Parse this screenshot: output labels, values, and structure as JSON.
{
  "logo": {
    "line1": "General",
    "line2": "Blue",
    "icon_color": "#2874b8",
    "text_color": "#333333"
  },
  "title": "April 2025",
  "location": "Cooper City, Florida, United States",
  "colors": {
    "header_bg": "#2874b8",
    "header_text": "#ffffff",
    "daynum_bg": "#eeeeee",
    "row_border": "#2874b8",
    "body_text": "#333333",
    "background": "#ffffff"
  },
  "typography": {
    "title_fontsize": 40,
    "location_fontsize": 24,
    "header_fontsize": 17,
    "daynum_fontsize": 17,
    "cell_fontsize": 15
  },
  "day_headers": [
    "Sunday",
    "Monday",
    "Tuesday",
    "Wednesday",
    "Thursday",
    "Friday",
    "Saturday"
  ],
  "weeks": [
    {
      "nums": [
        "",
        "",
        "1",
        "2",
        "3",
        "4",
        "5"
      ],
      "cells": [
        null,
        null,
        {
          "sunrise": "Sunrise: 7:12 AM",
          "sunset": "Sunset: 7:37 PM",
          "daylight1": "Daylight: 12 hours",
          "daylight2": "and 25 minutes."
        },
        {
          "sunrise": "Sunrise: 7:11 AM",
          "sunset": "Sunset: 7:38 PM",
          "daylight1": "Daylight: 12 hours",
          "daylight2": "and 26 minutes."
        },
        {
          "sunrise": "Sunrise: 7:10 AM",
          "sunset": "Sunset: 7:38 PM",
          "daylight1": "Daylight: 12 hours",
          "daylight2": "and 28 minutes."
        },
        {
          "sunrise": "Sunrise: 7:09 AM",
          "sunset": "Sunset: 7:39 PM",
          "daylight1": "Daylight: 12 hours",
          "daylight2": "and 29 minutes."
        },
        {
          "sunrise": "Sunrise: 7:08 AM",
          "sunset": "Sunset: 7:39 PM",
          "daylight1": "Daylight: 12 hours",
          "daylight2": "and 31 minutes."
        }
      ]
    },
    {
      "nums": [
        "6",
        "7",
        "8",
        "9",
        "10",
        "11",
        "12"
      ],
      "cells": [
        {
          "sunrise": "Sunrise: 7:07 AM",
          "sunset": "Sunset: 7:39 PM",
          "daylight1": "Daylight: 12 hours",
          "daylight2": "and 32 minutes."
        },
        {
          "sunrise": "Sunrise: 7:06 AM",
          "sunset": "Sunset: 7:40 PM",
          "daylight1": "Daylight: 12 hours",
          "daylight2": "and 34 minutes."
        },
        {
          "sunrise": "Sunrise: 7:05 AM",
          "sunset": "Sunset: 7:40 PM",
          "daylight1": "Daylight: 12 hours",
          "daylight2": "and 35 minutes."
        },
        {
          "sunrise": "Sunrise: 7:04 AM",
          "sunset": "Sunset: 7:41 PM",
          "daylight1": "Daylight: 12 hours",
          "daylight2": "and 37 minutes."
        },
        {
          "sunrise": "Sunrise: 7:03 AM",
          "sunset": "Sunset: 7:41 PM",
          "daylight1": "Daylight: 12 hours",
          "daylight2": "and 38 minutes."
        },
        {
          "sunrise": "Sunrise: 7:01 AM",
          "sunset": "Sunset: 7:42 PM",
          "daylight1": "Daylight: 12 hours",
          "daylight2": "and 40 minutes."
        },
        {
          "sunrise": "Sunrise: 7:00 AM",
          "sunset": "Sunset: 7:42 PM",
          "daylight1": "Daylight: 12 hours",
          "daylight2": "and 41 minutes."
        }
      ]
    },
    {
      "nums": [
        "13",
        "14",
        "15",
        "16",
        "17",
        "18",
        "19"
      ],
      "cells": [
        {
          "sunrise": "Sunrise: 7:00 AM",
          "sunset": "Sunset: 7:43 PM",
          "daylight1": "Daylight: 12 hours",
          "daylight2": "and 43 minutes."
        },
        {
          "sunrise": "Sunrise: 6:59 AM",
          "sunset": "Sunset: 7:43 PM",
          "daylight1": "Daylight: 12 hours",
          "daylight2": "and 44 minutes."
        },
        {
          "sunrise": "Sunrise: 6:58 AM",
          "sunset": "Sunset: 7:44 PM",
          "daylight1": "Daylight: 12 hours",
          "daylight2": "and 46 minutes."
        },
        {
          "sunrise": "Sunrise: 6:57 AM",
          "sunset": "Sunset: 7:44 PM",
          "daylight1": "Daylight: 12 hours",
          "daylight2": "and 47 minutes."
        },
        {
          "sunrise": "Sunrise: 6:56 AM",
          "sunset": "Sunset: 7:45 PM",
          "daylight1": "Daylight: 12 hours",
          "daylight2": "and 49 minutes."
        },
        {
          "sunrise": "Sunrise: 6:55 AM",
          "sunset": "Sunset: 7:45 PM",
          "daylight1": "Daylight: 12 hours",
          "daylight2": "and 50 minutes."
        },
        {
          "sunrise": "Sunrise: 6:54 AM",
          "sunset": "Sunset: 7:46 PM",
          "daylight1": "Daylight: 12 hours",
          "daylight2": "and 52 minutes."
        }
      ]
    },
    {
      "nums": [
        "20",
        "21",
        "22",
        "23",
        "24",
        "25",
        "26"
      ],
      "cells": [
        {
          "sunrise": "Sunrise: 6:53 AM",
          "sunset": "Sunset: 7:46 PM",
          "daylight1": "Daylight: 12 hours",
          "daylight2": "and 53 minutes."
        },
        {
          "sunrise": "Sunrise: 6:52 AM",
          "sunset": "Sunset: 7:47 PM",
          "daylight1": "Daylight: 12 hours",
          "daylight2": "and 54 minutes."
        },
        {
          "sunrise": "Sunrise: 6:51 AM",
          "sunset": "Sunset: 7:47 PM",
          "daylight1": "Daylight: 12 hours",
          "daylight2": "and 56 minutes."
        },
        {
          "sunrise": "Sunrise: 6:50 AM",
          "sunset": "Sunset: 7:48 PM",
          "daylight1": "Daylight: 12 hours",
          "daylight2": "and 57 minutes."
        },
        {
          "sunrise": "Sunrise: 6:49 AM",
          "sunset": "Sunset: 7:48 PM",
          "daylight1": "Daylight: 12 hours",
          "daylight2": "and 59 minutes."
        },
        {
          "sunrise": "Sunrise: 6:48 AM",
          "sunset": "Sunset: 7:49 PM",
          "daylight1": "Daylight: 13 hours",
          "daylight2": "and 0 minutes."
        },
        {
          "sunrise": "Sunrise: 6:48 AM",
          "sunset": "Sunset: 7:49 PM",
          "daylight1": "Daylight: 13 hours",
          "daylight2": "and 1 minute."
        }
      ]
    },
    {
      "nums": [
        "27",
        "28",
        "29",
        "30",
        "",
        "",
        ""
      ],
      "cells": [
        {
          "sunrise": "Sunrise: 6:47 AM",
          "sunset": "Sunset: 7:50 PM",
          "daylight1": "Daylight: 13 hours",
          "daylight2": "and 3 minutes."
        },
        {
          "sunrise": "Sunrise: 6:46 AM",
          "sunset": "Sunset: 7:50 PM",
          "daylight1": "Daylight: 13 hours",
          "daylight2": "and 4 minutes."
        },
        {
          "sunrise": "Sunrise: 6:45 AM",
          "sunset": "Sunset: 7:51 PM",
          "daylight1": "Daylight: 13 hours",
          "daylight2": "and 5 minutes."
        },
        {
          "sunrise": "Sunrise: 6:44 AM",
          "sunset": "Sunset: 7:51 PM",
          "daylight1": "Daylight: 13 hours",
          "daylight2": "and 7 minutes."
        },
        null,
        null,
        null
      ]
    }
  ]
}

- - - - - - -

*Stated exercise*: Write out every entry again exactly, please, with nothing missing.

*Solution below*:
Parse this screenshot: output labels, values, and structure as JSON.
{
  "logo": {
    "line1": "General",
    "line2": "Blue",
    "icon_color": "#2874b8",
    "text_color": "#333333"
  },
  "title": "April 2025",
  "location": "Cooper City, Florida, United States",
  "colors": {
    "header_bg": "#2874b8",
    "header_text": "#ffffff",
    "daynum_bg": "#eeeeee",
    "row_border": "#2874b8",
    "body_text": "#333333",
    "background": "#ffffff"
  },
  "typography": {
    "title_fontsize": 40,
    "location_fontsize": 24,
    "header_fontsize": 17,
    "daynum_fontsize": 17,
    "cell_fontsize": 15
  },
  "day_headers": [
    "Sunday",
    "Monday",
    "Tuesday",
    "Wednesday",
    "Thursday",
    "Friday",
    "Saturday"
  ],
  "weeks": [
    {
      "nums": [
        "",
        "",
        "1",
        "2",
        "3",
        "4",
        "5"
      ],
      "cells": [
        null,
        null,
        {
          "sunrise": "Sunrise: 7:12 AM",
          "sunset": "Sunset: 7:37 PM",
          "daylight1": "Daylight: 12 hours",
          "daylight2": "and 25 minutes."
        },
        {
          "sunrise": "Sunrise: 7:11 AM",
          "sunset": "Sunset: 7:38 PM",
          "daylight1": "Daylight: 12 hours",
          "daylight2": "and 26 minutes."
        },
        {
          "sunrise": "Sunrise: 7:10 AM",
          "sunset": "Sunset: 7:38 PM",
          "daylight1": "Daylight: 12 hours",
          "daylight2": "and 28 minutes."
        },
        {
          "sunrise": "Sunrise: 7:09 AM",
          "sunset": "Sunset: 7:39 PM",
          "daylight1": "Daylight: 12 hours",
          "daylight2": "and 29 minutes."
        },
        {
          "sunrise": "Sunrise: 7:08 AM",
          "sunset": "Sunset: 7:39 PM",
          "daylight1": "Daylight: 12 hours",
          "daylight2": "and 31 minutes."
        }
      ]
    },
    {
      "nums": [
        "6",
        "7",
        "8",
        "9",
        "10",
        "11",
        "12"
      ],
      "cells": [
        {
          "sunrise": "Sunrise: 7:07 AM",
          "sunset": "Sunset: 7:39 PM",
          "daylight1": "Daylight: 12 hours",
          "daylight2": "and 32 minutes."
        },
        {
          "sunrise": "Sunrise: 7:06 AM",
          "sunset": "Sunset: 7:40 PM",
          "daylight1": "Daylight: 12 hours",
          "daylight2": "and 34 minutes."
        },
        {
          "sunrise": "Sunrise: 7:05 AM",
          "sunset": "Sunset: 7:40 PM",
          "daylight1": "Daylight: 12 hours",
          "daylight2": "and 35 minutes."
        },
        {
          "sunrise": "Sunrise: 7:04 AM",
          "sunset": "Sunset: 7:41 PM",
          "daylight1": "Daylight: 12 hours",
          "daylight2": "and 37 minutes."
        },
        {
          "sunrise": "Sunrise: 7:03 AM",
          "sunset": "Sunset: 7:41 PM",
          "daylight1": "Daylight: 12 hours",
          "daylight2": "and 38 minutes."
        },
        {
          "sunrise": "Sunrise: 7:01 AM",
          "sunset": "Sunset: 7:42 PM",
          "daylight1": "Daylight: 12 hours",
          "daylight2": "and 40 minutes."
        },
        {
          "sunrise": "Sunrise: 7:00 AM",
          "sunset": "Sunset: 7:42 PM",
          "daylight1": "Daylight: 12 hours",
          "daylight2": "and 41 minutes."
        }
      ]
    },
    {
      "nums": [
        "13",
        "14",
        "15",
        "16",
        "17",
        "18",
        "19"
      ],
      "cells": [
        {
          "sunrise": "Sunrise: 7:00 AM",
          "sunset": "Sunset: 7:43 PM",
          "daylight1": "Daylight: 12 hours",
          "daylight2": "and 43 minutes."
        },
        {
          "sunrise": "Sunrise: 6:59 AM",
          "sunset": "Sunset: 7:43 PM",
          "daylight1": "Daylight: 12 hours",
          "daylight2": "and 44 minutes."
        },
        {
          "sunrise": "Sunrise: 6:58 AM",
          "sunset": "Sunset: 7:44 PM",
          "daylight1": "Daylight: 12 hours",
          "daylight2": "and 46 minutes."
        },
        {
          "sunrise": "Sunrise: 6:57 AM",
          "sunset": "Sunset: 7:44 PM",
          "daylight1": "Daylight: 12 hours",
          "daylight2": "and 47 minutes."
        },
        {
          "sunrise": "Sunrise: 6:56 AM",
          "sunset": "Sunset: 7:45 PM",
          "daylight1": "Daylight: 12 hours",
          "daylight2": "and 49 minutes."
        },
        {
          "sunrise": "Sunrise: 6:55 AM",
          "sunset": "Sunset: 7:45 PM",
          "daylight1": "Daylight: 12 hours",
          "daylight2": "and 50 minutes."
        },
        {
          "sunrise": "Sunrise: 6:54 AM",
          "sunset": "Sunset: 7:46 PM",
          "daylight1": "Daylight: 12 hours",
          "daylight2": "and 52 minutes."
        }
      ]
    },
    {
      "nums": [
        "20",
        "21",
        "22",
        "23",
        "24",
        "25",
        "26"
      ],
      "cells": [
        {
          "sunrise": "Sunrise: 6:53 AM",
          "sunset": "Sunset: 7:46 PM",
          "daylight1": "Daylight: 12 hours",
          "daylight2": "and 53 minutes."
        },
        {
          "sunrise": "Sunrise: 6:52 AM",
          "sunset": "Sunset: 7:47 PM",
          "daylight1": "Daylight: 12 hours",
          "daylight2": "and 54 minutes."
        },
        {
          "sunrise": "Sunrise: 6:51 AM",
          "sunset": "Sunset: 7:47 PM",
          "daylight1": "Daylight: 12 hours",
          "daylight2": "and 56 minutes."
        },
        {
          "sunrise": "Sunrise: 6:50 AM",
          "sunset": "Sunset: 7:48 PM",
          "daylight1": "Daylight: 12 hours",
          "daylight2": "and 57 minutes."
        },
        {
          "sunrise": "Sunrise: 6:49 AM",
          "sunset": "Sunset: 7:48 PM",
          "daylight1": "Daylight: 12 hours",
          "daylight2": "and 59 minutes."
        },
        {
          "sunrise": "Sunrise: 6:48 AM",
          "sunset": "Sunset: 7:49 PM",
          "daylight1": "Daylight: 13 hours",
          "daylight2": "and 0 minutes."
        },
        {
          "sunrise": "Sunrise: 6:48 AM",
          "sunset": "Sunset: 7:49 PM",
          "daylight1": "Daylight: 13 hours",
          "daylight2": "and 1 minute."
        }
      ]
    },
    {
      "nums": [
        "27",
        "28",
        "29",
        "30",
        "",
        "",
        ""
      ],
      "cells": [
        {
          "sunrise": "Sunrise: 6:47 AM",
          "sunset": "Sunset: 7:50 PM",
          "daylight1": "Daylight: 13 hours",
          "daylight2": "and 3 minutes."
        },
        {
          "sunrise": "Sunrise: 6:46 AM",
          "sunset": "Sunset: 7:50 PM",
          "daylight1": "Daylight: 13 hours",
          "daylight2": "and 4 minutes."
        },
        {
          "sunrise": "Sunrise: 6:45 AM",
          "sunset": "Sunset: 7:51 PM",
          "daylight1": "Daylight: 13 hours",
          "daylight2": "and 5 minutes."
        },
        {
          "sunrise": "Sunrise: 6:44 AM",
          "sunset": "Sunset: 7:51 PM",
          "daylight1": "Daylight: 13 hours",
          "daylight2": "and 7 minutes."
        },
        null,
        null,
        null
      ]
    }
  ]
}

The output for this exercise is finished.